Omit the pictures, then reproduce every remaining record exactly.
-=-=-=-=-
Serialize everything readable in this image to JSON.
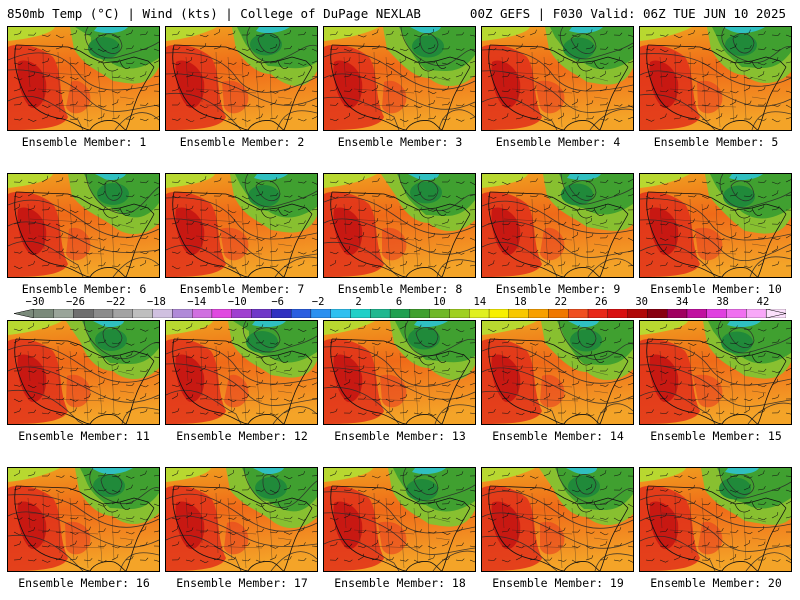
{
  "header": {
    "left_title": "850mb Temp (°C) | Wind (kts) | College of DuPage NEXLAB",
    "right_title": "00Z GEFS | F030 Valid: 06Z TUE JUN 10 2025"
  },
  "members": [
    {
      "label": "Ensemble Member: 1"
    },
    {
      "label": "Ensemble Member: 2"
    },
    {
      "label": "Ensemble Member: 3"
    },
    {
      "label": "Ensemble Member: 4"
    },
    {
      "label": "Ensemble Member: 5"
    },
    {
      "label": "Ensemble Member: 6"
    },
    {
      "label": "Ensemble Member: 7"
    },
    {
      "label": "Ensemble Member: 8"
    },
    {
      "label": "Ensemble Member: 9"
    },
    {
      "label": "Ensemble Member: 10"
    },
    {
      "label": "Ensemble Member: 11"
    },
    {
      "label": "Ensemble Member: 12"
    },
    {
      "label": "Ensemble Member: 13"
    },
    {
      "label": "Ensemble Member: 14"
    },
    {
      "label": "Ensemble Member: 15"
    },
    {
      "label": "Ensemble Member: 16"
    },
    {
      "label": "Ensemble Member: 17"
    },
    {
      "label": "Ensemble Member: 18"
    },
    {
      "label": "Ensemble Member: 19"
    },
    {
      "label": "Ensemble Member: 20"
    }
  ],
  "colorbar": {
    "labels": [
      "−30",
      "−26",
      "−22",
      "−18",
      "−14",
      "−10",
      "−6",
      "−2",
      "2",
      "6",
      "10",
      "14",
      "18",
      "22",
      "26",
      "30",
      "34",
      "38",
      "42"
    ],
    "colors": [
      "#7a8a7a",
      "#9aa59a",
      "#6f6f6f",
      "#8c8c8c",
      "#a3a3a3",
      "#bfbfbf",
      "#d0c0e0",
      "#b08ad8",
      "#d070e0",
      "#e048e0",
      "#a040d0",
      "#7038c8",
      "#3030c0",
      "#2a5ee0",
      "#2a90f0",
      "#30c0f0",
      "#20d0c8",
      "#20b890",
      "#20a050",
      "#40a030",
      "#70b828",
      "#a0d020",
      "#e0f020",
      "#f8f000",
      "#f8c800",
      "#f8a000",
      "#f07800",
      "#f05020",
      "#e82818",
      "#d81010",
      "#b00808",
      "#880010",
      "#a00060",
      "#c010a0",
      "#e040e0",
      "#f070f0",
      "#f8a8f8",
      "#fce0fc"
    ]
  }
}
-=-=-=-=-
Task output:
Serialize everything readable in this image to JSON.
{
  "header": {
    "left_title": "850mb Temp (°C) | Wind (kts) | College of DuPage NEXLAB",
    "right_title": "00Z GEFS | F030 Valid: 06Z TUE JUN 10 2025"
  },
  "members": [
    {
      "label": "Ensemble Member: 1"
    },
    {
      "label": "Ensemble Member: 2"
    },
    {
      "label": "Ensemble Member: 3"
    },
    {
      "label": "Ensemble Member: 4"
    },
    {
      "label": "Ensemble Member: 5"
    },
    {
      "label": "Ensemble Member: 6"
    },
    {
      "label": "Ensemble Member: 7"
    },
    {
      "label": "Ensemble Member: 8"
    },
    {
      "label": "Ensemble Member: 9"
    },
    {
      "label": "Ensemble Member: 10"
    },
    {
      "label": "Ensemble Member: 11"
    },
    {
      "label": "Ensemble Member: 12"
    },
    {
      "label": "Ensemble Member: 13"
    },
    {
      "label": "Ensemble Member: 14"
    },
    {
      "label": "Ensemble Member: 15"
    },
    {
      "label": "Ensemble Member: 16"
    },
    {
      "label": "Ensemble Member: 17"
    },
    {
      "label": "Ensemble Member: 18"
    },
    {
      "label": "Ensemble Member: 19"
    },
    {
      "label": "Ensemble Member: 20"
    }
  ],
  "colorbar": {
    "labels": [
      "−30",
      "−26",
      "−22",
      "−18",
      "−14",
      "−10",
      "−6",
      "−2",
      "2",
      "6",
      "10",
      "14",
      "18",
      "22",
      "26",
      "30",
      "34",
      "38",
      "42"
    ],
    "colors": [
      "#7a8a7a",
      "#9aa59a",
      "#6f6f6f",
      "#8c8c8c",
      "#a3a3a3",
      "#bfbfbf",
      "#d0c0e0",
      "#b08ad8",
      "#d070e0",
      "#e048e0",
      "#a040d0",
      "#7038c8",
      "#3030c0",
      "#2a5ee0",
      "#2a90f0",
      "#30c0f0",
      "#20d0c8",
      "#20b890",
      "#20a050",
      "#40a030",
      "#70b828",
      "#a0d020",
      "#e0f020",
      "#f8f000",
      "#f8c800",
      "#f8a000",
      "#f07800",
      "#f05020",
      "#e82818",
      "#d81010",
      "#b00808",
      "#880010",
      "#a00060",
      "#c010a0",
      "#e040e0",
      "#f070f0",
      "#f8a8f8",
      "#fce0fc"
    ]
  }
}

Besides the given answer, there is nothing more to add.